● What needs to be done: Can you reproduce word for word the entries from the first line down to and including the line with "interior-dots — [336, 528, 582, 778]"?

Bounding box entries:
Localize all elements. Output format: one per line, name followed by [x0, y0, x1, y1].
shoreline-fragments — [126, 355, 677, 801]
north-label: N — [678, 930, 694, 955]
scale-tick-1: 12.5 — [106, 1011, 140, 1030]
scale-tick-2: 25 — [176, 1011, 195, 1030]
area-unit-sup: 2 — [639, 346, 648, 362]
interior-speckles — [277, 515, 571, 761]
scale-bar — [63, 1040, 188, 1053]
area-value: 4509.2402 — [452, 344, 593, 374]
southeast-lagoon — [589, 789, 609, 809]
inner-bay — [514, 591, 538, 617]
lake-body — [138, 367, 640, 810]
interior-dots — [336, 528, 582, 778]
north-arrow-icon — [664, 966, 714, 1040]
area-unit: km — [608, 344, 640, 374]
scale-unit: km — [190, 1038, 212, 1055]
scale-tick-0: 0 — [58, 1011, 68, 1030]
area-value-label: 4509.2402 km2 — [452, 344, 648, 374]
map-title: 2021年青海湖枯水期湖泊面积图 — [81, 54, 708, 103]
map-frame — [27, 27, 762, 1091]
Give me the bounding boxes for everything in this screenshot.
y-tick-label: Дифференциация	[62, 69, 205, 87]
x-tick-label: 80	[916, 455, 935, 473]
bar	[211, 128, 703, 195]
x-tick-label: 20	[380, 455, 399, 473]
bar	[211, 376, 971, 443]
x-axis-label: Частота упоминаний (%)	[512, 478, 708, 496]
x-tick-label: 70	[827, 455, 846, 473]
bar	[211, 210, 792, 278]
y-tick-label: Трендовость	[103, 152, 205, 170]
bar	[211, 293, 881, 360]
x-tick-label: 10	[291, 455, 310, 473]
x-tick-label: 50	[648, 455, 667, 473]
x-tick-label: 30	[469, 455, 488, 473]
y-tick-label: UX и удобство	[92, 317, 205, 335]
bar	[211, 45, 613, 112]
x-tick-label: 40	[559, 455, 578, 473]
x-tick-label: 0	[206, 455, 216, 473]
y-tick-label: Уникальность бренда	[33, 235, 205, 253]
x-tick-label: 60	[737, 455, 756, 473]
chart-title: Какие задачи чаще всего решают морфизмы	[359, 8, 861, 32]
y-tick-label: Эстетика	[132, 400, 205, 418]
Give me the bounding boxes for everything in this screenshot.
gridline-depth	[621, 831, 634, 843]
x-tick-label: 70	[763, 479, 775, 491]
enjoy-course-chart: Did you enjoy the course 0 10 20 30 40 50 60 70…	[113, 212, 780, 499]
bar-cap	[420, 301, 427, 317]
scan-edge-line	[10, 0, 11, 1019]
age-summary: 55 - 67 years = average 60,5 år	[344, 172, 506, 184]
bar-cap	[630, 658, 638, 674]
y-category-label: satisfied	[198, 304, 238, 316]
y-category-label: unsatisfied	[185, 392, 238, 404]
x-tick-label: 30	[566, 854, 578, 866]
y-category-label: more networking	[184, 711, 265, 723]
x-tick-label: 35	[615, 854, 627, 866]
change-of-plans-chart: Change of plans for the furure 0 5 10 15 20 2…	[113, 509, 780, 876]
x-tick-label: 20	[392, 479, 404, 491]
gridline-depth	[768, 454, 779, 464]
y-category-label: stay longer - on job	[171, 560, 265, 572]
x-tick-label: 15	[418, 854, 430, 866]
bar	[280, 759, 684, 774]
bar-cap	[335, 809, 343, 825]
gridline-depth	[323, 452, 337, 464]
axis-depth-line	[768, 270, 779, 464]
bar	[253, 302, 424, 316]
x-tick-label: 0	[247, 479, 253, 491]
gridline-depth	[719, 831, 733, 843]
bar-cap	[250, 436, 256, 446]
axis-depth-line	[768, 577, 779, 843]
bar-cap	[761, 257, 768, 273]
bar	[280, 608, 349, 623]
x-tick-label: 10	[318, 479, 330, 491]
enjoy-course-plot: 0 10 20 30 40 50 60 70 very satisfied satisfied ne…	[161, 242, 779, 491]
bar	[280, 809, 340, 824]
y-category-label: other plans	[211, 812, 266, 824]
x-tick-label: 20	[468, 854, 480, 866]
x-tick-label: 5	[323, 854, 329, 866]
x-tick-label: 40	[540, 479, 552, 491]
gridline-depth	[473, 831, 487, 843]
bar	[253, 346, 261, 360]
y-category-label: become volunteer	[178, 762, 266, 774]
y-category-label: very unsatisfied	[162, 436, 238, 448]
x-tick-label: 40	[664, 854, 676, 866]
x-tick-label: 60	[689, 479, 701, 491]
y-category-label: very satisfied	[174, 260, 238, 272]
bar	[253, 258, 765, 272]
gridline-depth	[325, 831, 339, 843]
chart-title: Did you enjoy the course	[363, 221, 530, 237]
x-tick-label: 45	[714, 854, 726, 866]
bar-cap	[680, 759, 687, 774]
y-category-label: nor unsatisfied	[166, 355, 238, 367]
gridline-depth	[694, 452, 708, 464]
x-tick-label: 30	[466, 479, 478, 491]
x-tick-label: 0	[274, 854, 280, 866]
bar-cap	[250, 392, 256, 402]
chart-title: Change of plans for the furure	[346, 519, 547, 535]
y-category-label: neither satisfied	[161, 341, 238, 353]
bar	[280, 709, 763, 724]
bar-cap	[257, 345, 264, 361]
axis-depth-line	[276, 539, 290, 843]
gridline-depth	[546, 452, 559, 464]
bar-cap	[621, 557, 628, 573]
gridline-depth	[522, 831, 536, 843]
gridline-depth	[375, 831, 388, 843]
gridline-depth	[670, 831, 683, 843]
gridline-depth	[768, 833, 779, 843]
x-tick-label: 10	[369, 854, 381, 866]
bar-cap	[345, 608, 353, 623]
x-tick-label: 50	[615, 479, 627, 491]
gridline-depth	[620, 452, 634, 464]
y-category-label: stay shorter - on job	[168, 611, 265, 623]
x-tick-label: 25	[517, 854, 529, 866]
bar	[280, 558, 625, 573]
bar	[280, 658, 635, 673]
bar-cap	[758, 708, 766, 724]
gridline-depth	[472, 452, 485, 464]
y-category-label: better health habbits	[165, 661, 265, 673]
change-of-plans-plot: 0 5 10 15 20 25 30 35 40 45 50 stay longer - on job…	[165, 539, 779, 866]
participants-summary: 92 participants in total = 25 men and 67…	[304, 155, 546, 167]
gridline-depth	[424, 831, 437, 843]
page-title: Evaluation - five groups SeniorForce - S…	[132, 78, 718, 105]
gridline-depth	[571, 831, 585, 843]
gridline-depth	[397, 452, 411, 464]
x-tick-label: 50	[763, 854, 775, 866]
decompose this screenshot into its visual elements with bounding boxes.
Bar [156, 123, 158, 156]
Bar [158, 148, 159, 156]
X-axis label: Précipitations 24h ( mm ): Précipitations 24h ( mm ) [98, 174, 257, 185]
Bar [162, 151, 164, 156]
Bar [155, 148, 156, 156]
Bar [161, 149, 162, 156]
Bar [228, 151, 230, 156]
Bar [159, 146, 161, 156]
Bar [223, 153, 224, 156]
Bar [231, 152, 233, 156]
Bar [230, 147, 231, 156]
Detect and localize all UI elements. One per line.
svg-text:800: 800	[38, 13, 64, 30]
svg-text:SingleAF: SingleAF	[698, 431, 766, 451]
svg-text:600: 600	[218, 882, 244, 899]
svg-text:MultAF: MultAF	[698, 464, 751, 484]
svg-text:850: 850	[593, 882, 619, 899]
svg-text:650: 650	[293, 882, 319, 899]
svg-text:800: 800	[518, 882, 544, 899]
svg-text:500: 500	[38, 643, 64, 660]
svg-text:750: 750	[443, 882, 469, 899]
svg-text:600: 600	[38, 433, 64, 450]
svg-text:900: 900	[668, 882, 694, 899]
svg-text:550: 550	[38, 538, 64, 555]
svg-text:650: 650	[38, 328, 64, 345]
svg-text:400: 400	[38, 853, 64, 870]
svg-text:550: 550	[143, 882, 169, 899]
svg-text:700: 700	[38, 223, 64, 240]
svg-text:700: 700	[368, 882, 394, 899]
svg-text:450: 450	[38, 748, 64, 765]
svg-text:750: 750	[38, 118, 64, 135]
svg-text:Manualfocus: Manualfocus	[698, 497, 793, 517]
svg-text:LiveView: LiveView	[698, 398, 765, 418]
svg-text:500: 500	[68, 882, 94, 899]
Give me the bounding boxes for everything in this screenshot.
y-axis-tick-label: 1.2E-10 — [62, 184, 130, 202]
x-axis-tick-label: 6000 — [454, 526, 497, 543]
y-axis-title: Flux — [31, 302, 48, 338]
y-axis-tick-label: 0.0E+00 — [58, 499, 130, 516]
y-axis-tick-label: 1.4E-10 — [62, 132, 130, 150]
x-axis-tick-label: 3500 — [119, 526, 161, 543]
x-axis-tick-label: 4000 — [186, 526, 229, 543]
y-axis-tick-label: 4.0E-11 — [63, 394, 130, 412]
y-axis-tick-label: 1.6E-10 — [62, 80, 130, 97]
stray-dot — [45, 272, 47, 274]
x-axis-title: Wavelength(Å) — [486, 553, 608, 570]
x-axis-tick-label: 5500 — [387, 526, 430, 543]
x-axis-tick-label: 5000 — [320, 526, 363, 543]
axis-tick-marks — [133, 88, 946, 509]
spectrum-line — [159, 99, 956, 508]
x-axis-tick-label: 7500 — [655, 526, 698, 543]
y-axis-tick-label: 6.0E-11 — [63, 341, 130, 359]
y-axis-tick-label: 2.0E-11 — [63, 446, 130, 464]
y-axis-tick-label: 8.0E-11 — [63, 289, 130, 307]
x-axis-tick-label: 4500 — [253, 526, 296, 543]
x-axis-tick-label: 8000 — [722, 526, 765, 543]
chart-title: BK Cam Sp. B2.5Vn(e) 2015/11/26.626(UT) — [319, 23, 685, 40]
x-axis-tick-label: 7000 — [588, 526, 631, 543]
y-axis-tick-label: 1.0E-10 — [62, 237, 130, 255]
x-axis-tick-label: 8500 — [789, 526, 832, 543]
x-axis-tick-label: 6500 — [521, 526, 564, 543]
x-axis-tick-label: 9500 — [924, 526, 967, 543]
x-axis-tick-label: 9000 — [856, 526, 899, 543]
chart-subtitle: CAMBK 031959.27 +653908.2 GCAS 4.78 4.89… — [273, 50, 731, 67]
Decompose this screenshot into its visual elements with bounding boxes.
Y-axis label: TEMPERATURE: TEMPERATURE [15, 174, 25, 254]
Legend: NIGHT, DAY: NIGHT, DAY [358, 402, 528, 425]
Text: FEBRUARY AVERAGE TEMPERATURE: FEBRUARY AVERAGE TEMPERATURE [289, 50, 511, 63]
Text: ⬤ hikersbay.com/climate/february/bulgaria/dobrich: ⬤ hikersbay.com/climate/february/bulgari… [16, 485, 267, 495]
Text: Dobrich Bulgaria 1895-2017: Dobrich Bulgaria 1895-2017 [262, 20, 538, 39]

● In response:
Localize all elements. Output format: one per line, name followed by [x0, y0, x1, y1].
shoreline-fragments — [126, 355, 677, 801]
north-label: N — [678, 930, 694, 955]
scale-tick-1: 12.5 — [106, 1011, 140, 1030]
scale-tick-2: 25 — [176, 1011, 195, 1030]
area-unit-sup: 2 — [639, 346, 648, 362]
interior-speckles — [277, 515, 571, 761]
scale-bar — [63, 1040, 188, 1053]
area-value: 4509.2402 — [452, 344, 593, 374]
southeast-lagoon — [589, 789, 609, 809]
inner-bay — [514, 591, 538, 617]
lake-body — [138, 367, 640, 810]
interior-dots — [336, 528, 582, 778]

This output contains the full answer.